Records from a data source:
%%

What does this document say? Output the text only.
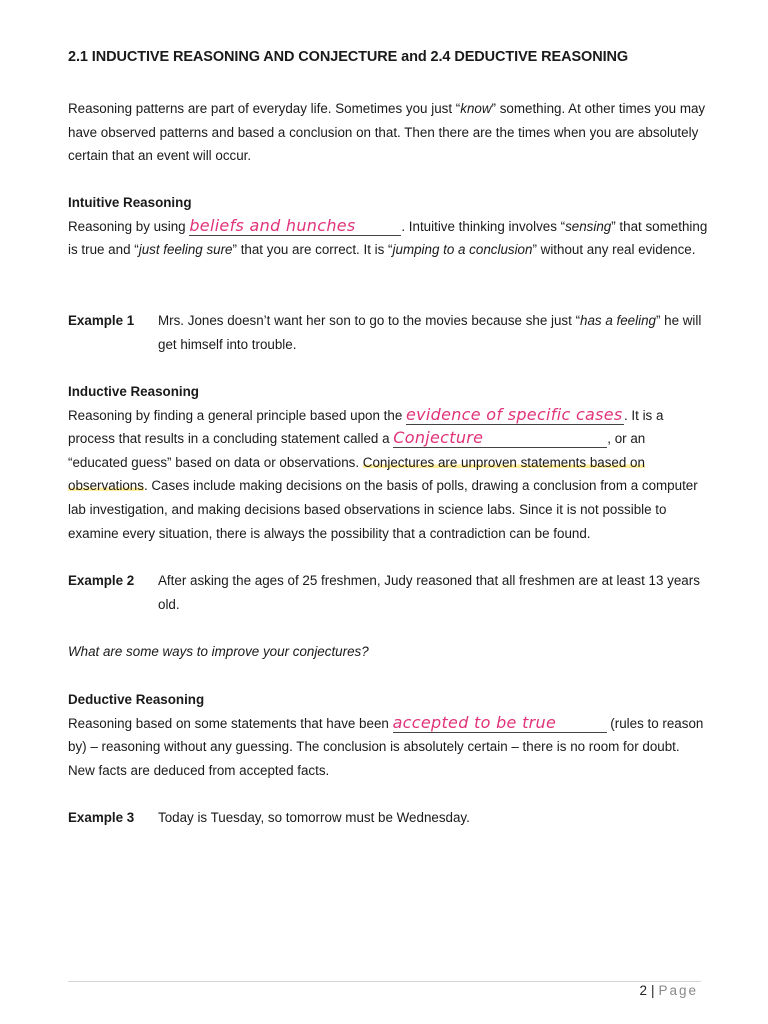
2.1 INDUCTIVE REASONING AND CONJECTURE and 2.4 DEDUCTIVE REASONING
Reasoning patterns are part of everyday life. Sometimes you just “know” something. At other times you may have observed patterns and based a conclusion on that. Then there are the times when you are absolutely certain that an event will occur.
Intuitive Reasoning
Reasoning by using beliefs and hunches	. Intuitive thinking involves “sensing” that something is true and “just feeling sure” that you are correct. It is “jumping to a conclusion” without any real evidence.
Example 1 Mrs. Jones doesn’t want her son to go to the movies because she just “has a feeling” he will get himself into trouble.
Inductive Reasoning
Reasoning by finding a general principle based upon the evidence of specific cases. It is a process that results in a concluding statement called a Conjecture	, or an “educated guess” based on data or observations. Conjectures are unproven statements based on observations. Cases include making decisions on the basis of polls, drawing a conclusion from a computer lab investigation, and making decisions based observations in science labs. Since it is not possible to examine every situation, there is always the possibility that a contradiction can be found.
Example 2 After asking the ages of 25 freshmen, Judy reasoned that all freshmen are at least 13 years old.
What are some ways to improve your conjectures?
Deductive Reasoning
Reasoning based on some statements that have been accepted to be true	(rules to reason by) – reasoning without any guessing. The conclusion is absolutely certain – there is no room for doubt. New facts are deduced from accepted facts.
Example 3 Today is Tuesday, so tomorrow must be Wednesday.
2 | Page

%%

Pull out each line of the entries that contains "Intuitive".

Intuitive Reasoning
Reasoning by using beliefs and hunches	. Intuitive thinking involves “sensing” that something is true and “just feeling sure” that you are correct. It is “jumping to a conclusion” without any real evidence.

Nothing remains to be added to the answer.